Data entries for graphics:
>> BEGIN
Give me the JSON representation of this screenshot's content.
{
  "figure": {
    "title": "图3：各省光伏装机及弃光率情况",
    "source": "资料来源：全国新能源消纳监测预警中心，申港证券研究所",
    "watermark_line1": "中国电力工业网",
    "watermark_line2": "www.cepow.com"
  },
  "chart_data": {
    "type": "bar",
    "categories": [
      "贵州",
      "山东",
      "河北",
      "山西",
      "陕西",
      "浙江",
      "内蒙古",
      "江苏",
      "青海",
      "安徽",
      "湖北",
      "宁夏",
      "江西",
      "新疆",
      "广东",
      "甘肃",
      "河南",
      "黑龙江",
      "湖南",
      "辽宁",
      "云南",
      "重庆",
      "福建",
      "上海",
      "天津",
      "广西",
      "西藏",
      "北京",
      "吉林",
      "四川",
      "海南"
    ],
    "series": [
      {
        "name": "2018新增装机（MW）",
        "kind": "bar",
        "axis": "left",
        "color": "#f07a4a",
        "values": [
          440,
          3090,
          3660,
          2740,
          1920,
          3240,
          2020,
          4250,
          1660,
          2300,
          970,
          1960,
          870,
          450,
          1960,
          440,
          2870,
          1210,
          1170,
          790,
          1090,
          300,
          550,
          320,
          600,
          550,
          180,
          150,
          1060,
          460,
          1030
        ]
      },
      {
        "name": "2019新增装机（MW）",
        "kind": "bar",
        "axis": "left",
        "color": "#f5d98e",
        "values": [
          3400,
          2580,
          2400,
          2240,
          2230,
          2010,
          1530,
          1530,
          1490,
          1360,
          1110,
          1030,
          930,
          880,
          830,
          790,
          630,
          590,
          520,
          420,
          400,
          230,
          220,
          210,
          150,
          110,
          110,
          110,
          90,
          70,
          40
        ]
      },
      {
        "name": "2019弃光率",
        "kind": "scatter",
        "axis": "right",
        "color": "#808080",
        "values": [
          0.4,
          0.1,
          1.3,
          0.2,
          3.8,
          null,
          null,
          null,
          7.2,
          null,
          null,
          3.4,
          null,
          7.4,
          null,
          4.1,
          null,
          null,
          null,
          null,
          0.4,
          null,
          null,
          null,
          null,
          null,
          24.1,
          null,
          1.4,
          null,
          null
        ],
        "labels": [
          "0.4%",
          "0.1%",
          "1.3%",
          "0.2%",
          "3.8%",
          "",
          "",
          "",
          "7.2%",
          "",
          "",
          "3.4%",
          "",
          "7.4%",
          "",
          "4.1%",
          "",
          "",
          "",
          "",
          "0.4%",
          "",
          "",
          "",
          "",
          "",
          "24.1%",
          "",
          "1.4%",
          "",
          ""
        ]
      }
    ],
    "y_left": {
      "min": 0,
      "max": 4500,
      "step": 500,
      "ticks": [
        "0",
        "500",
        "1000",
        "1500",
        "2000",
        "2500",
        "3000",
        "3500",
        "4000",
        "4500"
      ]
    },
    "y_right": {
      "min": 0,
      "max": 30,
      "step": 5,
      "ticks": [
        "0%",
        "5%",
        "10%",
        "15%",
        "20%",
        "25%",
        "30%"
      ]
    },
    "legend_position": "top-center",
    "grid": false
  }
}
>> END
[DIRECTION]
Return nothing except the number of lines that include the string "color".

[TASK ANSWER]
3